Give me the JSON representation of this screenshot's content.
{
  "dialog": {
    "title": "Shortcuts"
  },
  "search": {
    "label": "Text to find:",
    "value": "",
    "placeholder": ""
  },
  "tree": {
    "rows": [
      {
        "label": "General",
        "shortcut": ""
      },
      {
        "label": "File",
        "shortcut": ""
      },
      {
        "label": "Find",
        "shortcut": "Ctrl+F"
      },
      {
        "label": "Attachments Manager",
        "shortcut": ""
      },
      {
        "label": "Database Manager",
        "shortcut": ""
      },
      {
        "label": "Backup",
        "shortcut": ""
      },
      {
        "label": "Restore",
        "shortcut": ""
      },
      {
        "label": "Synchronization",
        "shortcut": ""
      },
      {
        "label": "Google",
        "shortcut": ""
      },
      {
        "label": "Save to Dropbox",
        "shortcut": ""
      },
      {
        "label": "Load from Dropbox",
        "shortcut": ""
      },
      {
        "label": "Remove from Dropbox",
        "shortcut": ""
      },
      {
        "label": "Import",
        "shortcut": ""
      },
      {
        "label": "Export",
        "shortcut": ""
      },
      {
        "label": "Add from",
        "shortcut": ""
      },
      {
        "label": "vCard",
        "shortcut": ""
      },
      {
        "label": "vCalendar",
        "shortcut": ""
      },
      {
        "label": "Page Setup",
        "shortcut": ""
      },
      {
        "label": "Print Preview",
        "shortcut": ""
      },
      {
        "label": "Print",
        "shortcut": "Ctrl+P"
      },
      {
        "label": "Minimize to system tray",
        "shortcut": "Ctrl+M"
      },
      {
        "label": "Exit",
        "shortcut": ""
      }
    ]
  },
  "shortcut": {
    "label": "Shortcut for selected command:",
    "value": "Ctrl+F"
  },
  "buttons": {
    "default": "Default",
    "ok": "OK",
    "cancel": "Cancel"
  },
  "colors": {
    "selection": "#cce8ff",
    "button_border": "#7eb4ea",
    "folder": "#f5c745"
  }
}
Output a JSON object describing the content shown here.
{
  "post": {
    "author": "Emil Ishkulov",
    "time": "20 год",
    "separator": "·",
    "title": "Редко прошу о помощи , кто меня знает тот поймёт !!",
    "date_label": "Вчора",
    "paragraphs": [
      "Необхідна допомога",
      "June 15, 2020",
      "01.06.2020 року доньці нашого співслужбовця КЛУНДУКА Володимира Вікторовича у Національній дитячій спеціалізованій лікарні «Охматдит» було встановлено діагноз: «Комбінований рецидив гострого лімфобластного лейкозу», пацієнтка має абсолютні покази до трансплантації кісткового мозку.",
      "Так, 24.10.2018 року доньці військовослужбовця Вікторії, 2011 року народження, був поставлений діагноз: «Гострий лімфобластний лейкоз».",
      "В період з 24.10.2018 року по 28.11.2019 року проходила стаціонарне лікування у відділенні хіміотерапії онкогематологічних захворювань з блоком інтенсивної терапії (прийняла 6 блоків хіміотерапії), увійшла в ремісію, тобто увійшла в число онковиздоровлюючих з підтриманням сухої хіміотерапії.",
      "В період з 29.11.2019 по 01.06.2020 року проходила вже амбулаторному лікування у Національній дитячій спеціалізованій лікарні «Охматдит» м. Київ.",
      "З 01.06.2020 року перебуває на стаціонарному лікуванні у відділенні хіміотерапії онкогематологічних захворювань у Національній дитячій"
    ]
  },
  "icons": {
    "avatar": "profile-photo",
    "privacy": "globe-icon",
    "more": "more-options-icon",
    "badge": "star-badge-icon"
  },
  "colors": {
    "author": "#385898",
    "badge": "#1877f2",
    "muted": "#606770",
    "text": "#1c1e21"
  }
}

### WHAT IS EXPECTED
Show every line from the entries above in which the word "Dropbox" appears.

### EXERCISE ANSWER
        "label": "Save to Dropbox",
        "label": "Load from Dropbox",
        "label": "Remove from Dropbox",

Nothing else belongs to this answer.